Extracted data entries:
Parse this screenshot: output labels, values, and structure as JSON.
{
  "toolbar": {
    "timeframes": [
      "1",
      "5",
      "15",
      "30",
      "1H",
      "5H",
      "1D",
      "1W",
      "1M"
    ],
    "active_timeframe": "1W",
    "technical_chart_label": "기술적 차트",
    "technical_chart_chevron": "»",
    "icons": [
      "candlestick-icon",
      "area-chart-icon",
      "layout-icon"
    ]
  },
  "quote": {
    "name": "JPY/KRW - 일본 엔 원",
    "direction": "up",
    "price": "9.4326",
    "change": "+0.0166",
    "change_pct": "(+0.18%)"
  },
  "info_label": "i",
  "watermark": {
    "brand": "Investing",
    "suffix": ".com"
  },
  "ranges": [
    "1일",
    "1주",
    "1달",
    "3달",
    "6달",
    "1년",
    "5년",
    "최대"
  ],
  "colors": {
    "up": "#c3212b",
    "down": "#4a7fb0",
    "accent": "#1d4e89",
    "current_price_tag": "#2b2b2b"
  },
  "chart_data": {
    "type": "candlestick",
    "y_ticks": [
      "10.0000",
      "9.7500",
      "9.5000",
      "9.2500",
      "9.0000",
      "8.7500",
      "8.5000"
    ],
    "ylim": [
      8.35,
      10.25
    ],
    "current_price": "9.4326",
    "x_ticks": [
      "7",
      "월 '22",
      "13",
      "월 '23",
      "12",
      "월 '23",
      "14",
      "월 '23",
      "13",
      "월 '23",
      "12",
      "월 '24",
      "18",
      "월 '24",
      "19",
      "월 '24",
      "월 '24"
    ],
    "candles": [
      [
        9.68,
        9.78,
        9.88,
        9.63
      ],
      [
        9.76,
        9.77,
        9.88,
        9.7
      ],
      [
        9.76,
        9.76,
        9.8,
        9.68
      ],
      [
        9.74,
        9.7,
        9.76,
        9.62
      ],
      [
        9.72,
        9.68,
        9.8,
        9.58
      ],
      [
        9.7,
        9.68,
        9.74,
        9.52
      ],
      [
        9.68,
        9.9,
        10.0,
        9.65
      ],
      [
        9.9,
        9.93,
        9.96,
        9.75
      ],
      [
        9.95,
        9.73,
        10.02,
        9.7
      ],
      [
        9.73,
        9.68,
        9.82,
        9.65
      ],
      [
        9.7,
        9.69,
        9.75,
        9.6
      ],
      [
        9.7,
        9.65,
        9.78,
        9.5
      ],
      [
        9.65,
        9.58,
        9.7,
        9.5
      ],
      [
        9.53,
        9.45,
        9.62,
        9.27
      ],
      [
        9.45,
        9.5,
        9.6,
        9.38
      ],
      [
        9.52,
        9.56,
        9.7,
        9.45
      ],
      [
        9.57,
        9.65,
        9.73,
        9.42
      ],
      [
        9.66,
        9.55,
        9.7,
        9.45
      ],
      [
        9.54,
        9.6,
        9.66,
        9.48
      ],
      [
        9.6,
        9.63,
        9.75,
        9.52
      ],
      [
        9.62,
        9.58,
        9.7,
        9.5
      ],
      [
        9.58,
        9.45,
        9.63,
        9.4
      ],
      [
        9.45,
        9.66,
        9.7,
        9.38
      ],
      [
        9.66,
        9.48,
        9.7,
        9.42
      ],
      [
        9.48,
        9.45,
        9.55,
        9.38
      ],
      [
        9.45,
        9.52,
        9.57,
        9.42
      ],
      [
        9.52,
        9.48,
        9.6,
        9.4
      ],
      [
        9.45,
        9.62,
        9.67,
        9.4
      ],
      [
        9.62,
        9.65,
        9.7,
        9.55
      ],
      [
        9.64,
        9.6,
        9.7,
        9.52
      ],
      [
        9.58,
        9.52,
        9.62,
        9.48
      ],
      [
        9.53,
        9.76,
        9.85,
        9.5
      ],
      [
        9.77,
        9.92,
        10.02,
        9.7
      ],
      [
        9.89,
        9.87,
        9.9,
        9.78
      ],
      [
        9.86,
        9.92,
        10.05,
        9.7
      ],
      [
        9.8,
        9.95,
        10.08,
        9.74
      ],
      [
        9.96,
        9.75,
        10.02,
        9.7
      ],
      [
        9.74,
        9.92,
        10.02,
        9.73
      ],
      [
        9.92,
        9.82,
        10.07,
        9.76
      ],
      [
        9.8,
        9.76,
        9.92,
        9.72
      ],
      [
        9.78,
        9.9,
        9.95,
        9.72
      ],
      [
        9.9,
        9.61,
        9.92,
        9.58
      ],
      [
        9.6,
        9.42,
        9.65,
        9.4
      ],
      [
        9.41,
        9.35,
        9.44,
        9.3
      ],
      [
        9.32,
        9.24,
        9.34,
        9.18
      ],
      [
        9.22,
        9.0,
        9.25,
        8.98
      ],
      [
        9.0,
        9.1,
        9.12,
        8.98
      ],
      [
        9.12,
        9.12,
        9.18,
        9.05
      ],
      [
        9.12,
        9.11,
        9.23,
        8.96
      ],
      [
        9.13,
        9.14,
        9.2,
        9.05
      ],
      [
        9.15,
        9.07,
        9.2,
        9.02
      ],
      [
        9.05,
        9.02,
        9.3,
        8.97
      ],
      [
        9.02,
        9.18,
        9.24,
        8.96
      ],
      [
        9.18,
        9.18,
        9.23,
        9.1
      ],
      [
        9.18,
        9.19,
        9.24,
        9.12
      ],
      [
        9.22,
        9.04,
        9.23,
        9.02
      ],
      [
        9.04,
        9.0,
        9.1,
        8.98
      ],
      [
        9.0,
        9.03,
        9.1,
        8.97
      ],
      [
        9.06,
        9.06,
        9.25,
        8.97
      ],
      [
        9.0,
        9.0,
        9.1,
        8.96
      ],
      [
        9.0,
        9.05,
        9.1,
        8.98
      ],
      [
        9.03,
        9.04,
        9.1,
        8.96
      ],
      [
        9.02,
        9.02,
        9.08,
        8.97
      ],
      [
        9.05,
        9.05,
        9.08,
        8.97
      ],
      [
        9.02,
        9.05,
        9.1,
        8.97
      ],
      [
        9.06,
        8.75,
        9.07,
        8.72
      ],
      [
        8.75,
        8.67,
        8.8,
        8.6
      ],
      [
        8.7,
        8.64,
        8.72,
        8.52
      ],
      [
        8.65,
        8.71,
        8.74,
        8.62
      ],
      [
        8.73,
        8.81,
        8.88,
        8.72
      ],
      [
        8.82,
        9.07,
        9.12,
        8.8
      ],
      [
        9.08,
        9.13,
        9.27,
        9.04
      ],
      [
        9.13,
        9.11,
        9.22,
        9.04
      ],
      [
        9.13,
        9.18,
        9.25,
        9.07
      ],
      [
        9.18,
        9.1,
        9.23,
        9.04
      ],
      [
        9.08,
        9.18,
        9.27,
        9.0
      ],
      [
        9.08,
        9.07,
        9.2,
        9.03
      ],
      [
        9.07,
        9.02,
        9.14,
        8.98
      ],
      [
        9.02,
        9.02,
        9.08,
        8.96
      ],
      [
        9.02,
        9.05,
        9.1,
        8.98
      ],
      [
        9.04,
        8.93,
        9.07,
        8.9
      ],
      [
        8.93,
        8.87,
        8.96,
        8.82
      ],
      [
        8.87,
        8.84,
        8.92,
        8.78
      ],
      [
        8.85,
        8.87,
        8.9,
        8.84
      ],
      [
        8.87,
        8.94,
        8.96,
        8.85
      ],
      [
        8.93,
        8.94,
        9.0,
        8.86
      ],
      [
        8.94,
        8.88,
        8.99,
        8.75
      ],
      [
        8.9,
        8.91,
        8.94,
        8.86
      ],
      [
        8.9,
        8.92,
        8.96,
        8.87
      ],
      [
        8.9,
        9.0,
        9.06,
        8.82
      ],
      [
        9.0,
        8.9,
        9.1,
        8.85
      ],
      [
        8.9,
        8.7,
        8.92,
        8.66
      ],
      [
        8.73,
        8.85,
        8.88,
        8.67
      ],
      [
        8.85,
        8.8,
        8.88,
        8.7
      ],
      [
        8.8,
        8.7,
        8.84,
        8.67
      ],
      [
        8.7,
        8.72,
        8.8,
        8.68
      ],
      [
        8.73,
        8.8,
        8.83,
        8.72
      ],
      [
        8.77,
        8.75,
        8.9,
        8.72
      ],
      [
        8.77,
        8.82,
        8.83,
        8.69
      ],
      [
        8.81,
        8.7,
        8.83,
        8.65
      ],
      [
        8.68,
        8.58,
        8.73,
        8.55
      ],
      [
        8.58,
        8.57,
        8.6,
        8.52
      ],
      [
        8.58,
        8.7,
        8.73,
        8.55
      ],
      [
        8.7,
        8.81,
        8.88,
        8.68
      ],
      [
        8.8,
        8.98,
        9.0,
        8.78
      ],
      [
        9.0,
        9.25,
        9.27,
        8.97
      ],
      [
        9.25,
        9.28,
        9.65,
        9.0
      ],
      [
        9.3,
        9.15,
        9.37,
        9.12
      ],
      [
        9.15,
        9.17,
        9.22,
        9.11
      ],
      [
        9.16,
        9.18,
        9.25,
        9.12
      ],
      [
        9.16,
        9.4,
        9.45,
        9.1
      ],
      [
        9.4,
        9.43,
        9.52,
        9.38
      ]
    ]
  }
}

● **Exercise aim**
In the entries above, identify every line with the word "candlestick". Copy those lines.

● **Task solution**
      "candlestick-icon",
    "type": "candlestick",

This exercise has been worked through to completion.